WHAT NEEDS TO BE DONE: Would you restate all the data that follows, word for word?

DATASET EXCERPTS:
--------------------
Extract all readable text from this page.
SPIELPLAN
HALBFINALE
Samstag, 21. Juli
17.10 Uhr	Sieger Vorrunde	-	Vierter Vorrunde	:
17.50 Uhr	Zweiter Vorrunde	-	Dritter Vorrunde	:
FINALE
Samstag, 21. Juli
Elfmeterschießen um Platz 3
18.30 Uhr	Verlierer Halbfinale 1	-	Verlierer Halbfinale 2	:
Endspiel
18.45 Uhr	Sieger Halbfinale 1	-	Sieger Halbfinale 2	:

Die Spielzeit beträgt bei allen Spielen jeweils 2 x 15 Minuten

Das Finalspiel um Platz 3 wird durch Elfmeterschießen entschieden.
--------------------
EXERCISE OUTPUT:
Extract all readable text from this page.
SPIELPLAN
HALBFINALE
Samstag, 21. Juli
17.10 Uhr	Sieger Vorrunde	-	Vierter Vorrunde	:
17.50 Uhr	Zweiter Vorrunde	-	Dritter Vorrunde	:
FINALE
Samstag, 21. Juli
Elfmeterschießen um Platz 3
18.30 Uhr	Verlierer Halbfinale 1	-	Verlierer Halbfinale 2	:
Endspiel
18.45 Uhr	Sieger Halbfinale 1	-	Sieger Halbfinale 2	:

Die Spielzeit beträgt bei allen Spielen jeweils 2 x 15 Minuten

Das Finalspiel um Platz 3 wird durch Elfmeterschießen entschieden.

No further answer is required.